*ARTICLE*.
┌────────
The dataset API abstracts the data loading with PyTorch, using numpy arrays for storage. Each dataset needs to provide a train, validation and test loader. As return type, we use flax.struct.dataclasses, which are similar to PyTorch's NamedTuples. These dataclasses can be used in jit-compiled functions and are therefore a good fit for JAX. Additionally, each batch should define a size attribute, which is used for taking the correct average across batches in evaluation. For an example, see the jax_trainer.datasets.examples module.

Configuration

The configuration is done via a YAML file. It consists of four main sections: trainer, model, optimizer, and dataset. The trainer section configures the TrainerModule and the callbacks. The model section configures the model, which is implemented by the user. The optimizer section configures the optimizer and the learning rate scheduler. The dataset section configures the dataset. The following example shows a configuration for training a simple MLP on CIFAR10:

trainer:
  name: ImgClassifierTrainer
  train_epochs: 5
  check_val_every_n_epoch: 1
  debug: False
  enable_progress_bar: True
  tabulate_model: True
  seed: 42
  seed_eval: 0
  logger:
    log_dir: tests/checkpoints/BuildTrainerTest/
    tool: TensorBoard
    project_name: default
    log_file_verbosity: warning
  callbacks:
    ModelCheckpoint:
      monitor: val/acc
      mode: max
      save_top_k: 1
      save_optimizer_state: False
    LearningRateMonitor:
      every_n_epochs: 1
    ConfusionMatrixCallback:
      normalize: True
      cmap: Blues
      every_n_epochs: 2
model:
  name: tests.models.SimpleEncoder
  hparams:
    c_hid: 32
    latent_dim: 10
    act_fn: gelu
    batch_norm: True
optimizer:
  name: adam
  lr: 1e-3
  params:
    beta1: 0.9
  transforms:
    weight_decay: 0
    gradient_clip_norm: 10.0
  scheduler:
    name: warmup_cosine_decay
    warmup_steps: 100
dataset:
  constructor: jax_trainer.datasets.build_cifar10_datasets
  data_dir: data/
  batch_size: 128
  num_workers: 4

In the following, we will go through the different sections and explain the configuration options.

Trainer

The trainer section configures the TrainerModule and the callbacks. The TrainerModule is configured via the following options:

name: Name of the TrainerModule class. Currently, the following classes are available:
- ImgClassifierTrainer: Trainer for image classification tasks.
- TrainerModule: Base class for implementing custom trainers. For own-implemented trainers, the name of the class is the path to the class, e.g. my_module.MyTrainer.
train_epochs: Number of training epochs.
seed: Seed for the initialization, model state, etc.
check_val_every_n_epoch (optional): Number of epochs between validation checks (default: 1). If set to 0, no validation is performed.
debug (optional): If True, the trainer is run in debug mode (default: False). This means that the training and validation steps are not jitted and can be easier analysed in case of an error.
enable_progress_bar (optional): If True, a progress bar is shown during training and validation (default: True).
└────────
*TASK INPUT*.
┌────────
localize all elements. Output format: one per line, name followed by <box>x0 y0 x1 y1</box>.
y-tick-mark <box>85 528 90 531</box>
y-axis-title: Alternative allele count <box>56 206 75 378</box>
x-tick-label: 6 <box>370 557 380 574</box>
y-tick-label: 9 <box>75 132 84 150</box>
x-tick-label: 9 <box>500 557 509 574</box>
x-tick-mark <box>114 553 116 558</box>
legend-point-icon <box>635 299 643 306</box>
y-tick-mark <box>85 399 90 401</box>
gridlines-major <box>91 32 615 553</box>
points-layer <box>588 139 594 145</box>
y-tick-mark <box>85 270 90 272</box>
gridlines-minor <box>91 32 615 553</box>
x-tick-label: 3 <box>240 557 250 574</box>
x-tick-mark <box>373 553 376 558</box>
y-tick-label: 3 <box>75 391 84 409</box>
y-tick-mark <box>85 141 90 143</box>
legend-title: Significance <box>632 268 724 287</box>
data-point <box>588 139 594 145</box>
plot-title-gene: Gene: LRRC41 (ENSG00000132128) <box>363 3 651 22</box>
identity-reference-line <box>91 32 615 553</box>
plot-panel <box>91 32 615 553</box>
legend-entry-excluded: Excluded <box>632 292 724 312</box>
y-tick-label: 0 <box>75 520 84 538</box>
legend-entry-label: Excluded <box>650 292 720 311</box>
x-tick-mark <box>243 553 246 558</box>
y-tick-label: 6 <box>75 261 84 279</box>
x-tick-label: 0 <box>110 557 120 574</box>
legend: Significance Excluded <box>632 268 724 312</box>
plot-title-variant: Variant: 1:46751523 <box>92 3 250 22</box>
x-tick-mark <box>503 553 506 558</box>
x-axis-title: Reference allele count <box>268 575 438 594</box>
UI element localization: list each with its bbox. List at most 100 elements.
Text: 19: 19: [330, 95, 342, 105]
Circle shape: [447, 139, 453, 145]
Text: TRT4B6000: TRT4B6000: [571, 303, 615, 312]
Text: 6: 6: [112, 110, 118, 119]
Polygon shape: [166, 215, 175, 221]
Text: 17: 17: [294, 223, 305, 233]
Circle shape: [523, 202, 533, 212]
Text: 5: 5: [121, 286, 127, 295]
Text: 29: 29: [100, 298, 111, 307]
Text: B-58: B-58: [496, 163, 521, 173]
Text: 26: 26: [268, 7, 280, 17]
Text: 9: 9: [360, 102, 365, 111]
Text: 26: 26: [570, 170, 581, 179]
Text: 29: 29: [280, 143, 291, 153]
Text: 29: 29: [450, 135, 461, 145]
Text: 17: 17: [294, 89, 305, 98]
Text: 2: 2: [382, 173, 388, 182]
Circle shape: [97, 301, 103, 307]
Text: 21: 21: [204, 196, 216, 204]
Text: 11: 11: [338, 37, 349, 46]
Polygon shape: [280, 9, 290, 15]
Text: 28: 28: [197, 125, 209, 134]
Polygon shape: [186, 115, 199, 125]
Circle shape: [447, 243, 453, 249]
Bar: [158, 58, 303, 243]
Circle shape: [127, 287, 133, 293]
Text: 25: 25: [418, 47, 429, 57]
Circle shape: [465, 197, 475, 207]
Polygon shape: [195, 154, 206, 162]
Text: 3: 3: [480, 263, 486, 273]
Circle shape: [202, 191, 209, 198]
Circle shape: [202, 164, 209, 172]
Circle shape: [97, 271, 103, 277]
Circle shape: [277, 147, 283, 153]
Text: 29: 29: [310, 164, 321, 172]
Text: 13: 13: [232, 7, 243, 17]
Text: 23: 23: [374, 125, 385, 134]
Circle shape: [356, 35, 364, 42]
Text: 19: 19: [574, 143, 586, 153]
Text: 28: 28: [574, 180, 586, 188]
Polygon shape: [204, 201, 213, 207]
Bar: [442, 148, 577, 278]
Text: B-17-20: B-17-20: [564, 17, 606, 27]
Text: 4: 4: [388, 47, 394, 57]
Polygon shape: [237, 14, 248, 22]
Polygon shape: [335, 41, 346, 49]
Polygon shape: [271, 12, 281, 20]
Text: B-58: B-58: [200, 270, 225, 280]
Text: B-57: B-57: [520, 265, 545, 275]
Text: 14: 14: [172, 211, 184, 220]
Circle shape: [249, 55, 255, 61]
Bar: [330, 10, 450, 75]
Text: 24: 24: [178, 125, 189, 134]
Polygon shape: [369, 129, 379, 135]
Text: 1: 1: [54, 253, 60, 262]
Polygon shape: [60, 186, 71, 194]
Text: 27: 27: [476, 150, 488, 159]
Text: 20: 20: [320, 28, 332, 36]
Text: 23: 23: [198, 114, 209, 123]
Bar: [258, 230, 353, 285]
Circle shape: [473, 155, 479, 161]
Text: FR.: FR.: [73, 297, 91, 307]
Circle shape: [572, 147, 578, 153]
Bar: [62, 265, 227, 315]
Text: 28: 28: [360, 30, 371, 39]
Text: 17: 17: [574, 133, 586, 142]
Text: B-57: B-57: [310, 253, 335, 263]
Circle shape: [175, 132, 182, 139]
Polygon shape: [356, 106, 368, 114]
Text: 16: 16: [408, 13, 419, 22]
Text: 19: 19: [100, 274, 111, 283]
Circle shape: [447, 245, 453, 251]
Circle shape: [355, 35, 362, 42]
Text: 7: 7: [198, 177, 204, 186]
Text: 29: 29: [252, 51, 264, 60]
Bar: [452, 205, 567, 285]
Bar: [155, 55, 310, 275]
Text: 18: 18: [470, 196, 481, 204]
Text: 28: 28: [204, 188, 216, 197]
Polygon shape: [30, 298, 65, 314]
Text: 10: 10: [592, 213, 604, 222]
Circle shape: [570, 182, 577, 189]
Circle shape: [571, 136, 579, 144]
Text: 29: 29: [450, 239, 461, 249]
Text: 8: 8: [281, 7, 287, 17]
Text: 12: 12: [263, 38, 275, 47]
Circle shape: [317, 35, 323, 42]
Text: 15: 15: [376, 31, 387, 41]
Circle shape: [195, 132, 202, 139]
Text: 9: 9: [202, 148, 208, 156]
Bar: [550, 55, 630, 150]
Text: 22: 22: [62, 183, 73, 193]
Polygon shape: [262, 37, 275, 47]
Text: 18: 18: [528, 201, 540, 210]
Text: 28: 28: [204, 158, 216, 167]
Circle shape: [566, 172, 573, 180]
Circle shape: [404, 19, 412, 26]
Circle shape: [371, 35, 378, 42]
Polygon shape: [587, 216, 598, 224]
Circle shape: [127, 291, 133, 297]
└────────
*WHAT YOU WILL DO*.
• a. Retype the rows from the start of the rows through the line containing "legend-entry-excluded: Excluded <box>632", including both ends.
• b. Continue the jax_trainer configuration guide from its last sentence.
The rows are unrelated to the jax_trainer configuration guide.

*OUTPUTS*.
• a.
localize all elements. Output format: one per line, name followed by <box>x0 y0 x1 y1</box>.
y-tick-mark <box>85 528 90 531</box>
y-axis-title: Alternative allele count <box>56 206 75 378</box>
x-tick-label: 6 <box>370 557 380 574</box>
y-tick-label: 9 <box>75 132 84 150</box>
x-tick-label: 9 <box>500 557 509 574</box>
x-tick-mark <box>114 553 116 558</box>
legend-point-icon <box>635 299 643 306</box>
y-tick-mark <box>85 399 90 401</box>
gridlines-major <box>91 32 615 553</box>
points-layer <box>588 139 594 145</box>
y-tick-mark <box>85 270 90 272</box>
gridlines-minor <box>91 32 615 553</box>
x-tick-label: 3 <box>240 557 250 574</box>
x-tick-mark <box>373 553 376 558</box>
y-tick-label: 3 <box>75 391 84 409</box>
y-tick-mark <box>85 141 90 143</box>
legend-title: Significance <box>632 268 724 287</box>
data-point <box>588 139 594 145</box>
plot-title-gene: Gene: LRRC41 (ENSG00000132128) <box>363 3 651 22</box>
identity-reference-line <box>91 32 615 553</box>
plot-panel <box>91 32 615 553</box>
legend-entry-excluded: Excluded <box>632 292 724 312</box>

• b.
tabulate_model (optional): If True, the model is tabulated and the result is printed to the logging file (default: True).
seed_eval (optional): Seed for the evaluation (default: 0). This seed is used for the validation and evaluation of the model after training.
log_grad_norm (optional): If True, the gradient norm is logged during training.
logger: Configuration of the logger. This is optional and in case of not being provided, a default logger is created. The following options are available:
- class (optional): Name of the logger class. The default logger is Logger, but can be overwritten by providing the path to a custom logger class, e.g. my_module.MyLogger.
- log_dir (optional): Directory where the logging files are stored. If not provided, a default directory based on the model name and version is created.
- base_log_dir (optional): Only used if log_dir is None or not given. Base directory where the logging files are stored. If not provided, the default directory of checkpoints/ is used.
- logger_name (optional): Name of the logger. Is appended to the base_log_dir with the model name if given.
- tool (optional): Name of the logging tool (default: Tensorboard). Currently, the following tools are available:
  - TensorBoard: Logging to TensorBoard.
  - WandB: Logging to Weights & Biases.
- project_name (optional): Name of the project. This is only used for Weights & Biases.
- log_steps_every (optional): Number of training steps between logging (default: 50). If set to 0, logging is only performed per epoch. Otherwise, both per-epoch and per-step logging is performed.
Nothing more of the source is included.